◆ **DIRECTIVE**
Pull out every line from the listing that has the word "Risk".

Dataset records
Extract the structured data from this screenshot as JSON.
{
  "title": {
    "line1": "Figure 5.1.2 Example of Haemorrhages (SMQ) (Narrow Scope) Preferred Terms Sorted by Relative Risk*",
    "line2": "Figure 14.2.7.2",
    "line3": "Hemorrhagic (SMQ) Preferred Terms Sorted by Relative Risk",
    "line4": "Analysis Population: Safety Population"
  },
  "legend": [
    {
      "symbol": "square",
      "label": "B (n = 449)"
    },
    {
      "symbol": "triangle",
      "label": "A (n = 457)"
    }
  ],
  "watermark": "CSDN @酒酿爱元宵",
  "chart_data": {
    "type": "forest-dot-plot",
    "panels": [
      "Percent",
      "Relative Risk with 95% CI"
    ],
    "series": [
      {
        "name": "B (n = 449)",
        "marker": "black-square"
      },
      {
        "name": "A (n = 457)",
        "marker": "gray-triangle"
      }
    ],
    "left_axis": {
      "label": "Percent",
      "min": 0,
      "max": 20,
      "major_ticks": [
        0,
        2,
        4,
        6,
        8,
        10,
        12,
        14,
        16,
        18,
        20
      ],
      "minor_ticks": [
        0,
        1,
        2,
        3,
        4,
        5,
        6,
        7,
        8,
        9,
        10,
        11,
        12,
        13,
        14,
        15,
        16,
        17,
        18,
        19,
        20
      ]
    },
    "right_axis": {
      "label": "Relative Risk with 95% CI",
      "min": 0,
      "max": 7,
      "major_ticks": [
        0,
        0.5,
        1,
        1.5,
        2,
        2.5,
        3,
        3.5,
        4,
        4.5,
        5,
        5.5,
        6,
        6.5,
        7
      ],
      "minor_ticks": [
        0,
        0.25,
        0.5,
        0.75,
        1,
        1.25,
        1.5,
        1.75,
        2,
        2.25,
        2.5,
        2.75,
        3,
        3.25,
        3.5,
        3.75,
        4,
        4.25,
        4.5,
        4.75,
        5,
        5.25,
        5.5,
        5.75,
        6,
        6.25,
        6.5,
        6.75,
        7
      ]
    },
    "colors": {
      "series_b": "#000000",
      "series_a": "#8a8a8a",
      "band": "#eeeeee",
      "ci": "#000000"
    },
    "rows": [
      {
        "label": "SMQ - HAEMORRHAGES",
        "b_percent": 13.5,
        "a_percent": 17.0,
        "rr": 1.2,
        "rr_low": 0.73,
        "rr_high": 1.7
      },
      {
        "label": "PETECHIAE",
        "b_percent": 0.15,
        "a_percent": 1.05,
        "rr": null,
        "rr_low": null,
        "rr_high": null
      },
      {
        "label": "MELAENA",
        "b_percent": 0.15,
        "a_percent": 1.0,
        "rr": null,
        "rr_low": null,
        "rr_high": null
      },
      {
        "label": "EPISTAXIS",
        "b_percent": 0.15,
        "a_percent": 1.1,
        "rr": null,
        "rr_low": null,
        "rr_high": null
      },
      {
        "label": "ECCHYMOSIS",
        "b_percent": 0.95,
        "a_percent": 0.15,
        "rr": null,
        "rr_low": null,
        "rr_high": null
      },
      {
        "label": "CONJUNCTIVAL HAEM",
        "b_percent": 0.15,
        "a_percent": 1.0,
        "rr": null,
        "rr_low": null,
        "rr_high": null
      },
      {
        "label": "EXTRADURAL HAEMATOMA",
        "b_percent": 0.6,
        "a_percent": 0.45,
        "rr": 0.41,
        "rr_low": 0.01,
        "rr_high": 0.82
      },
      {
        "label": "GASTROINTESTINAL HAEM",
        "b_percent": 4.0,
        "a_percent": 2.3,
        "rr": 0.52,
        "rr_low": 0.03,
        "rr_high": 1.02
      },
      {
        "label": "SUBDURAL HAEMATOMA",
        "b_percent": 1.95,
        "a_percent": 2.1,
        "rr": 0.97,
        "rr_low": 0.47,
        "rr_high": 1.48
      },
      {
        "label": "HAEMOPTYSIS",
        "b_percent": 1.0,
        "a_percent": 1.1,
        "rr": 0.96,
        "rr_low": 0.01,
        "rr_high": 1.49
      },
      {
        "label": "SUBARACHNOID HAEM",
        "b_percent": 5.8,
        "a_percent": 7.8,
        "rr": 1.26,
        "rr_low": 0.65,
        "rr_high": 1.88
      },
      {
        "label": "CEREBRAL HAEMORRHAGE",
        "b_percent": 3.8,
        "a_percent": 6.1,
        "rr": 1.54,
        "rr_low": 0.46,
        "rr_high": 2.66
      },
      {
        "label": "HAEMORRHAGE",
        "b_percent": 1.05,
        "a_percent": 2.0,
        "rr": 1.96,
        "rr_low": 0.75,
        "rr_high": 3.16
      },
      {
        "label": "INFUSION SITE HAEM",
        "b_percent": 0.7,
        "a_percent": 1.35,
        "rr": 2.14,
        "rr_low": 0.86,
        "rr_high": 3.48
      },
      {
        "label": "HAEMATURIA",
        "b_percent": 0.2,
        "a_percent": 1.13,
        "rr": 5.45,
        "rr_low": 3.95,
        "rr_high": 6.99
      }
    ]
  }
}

◆ **EXERCISE OUTPUT**
    "line1": "Figure 5.1.2 Example of Haemorrhages (SMQ) (Narrow Scope) Preferred Terms Sorted by Relative Risk*",
    "line3": "Hemorrhagic (SMQ) Preferred Terms Sorted by Relative Risk",
      "Relative Risk with 95% CI"
      "label": "Relative Risk with 95% CI",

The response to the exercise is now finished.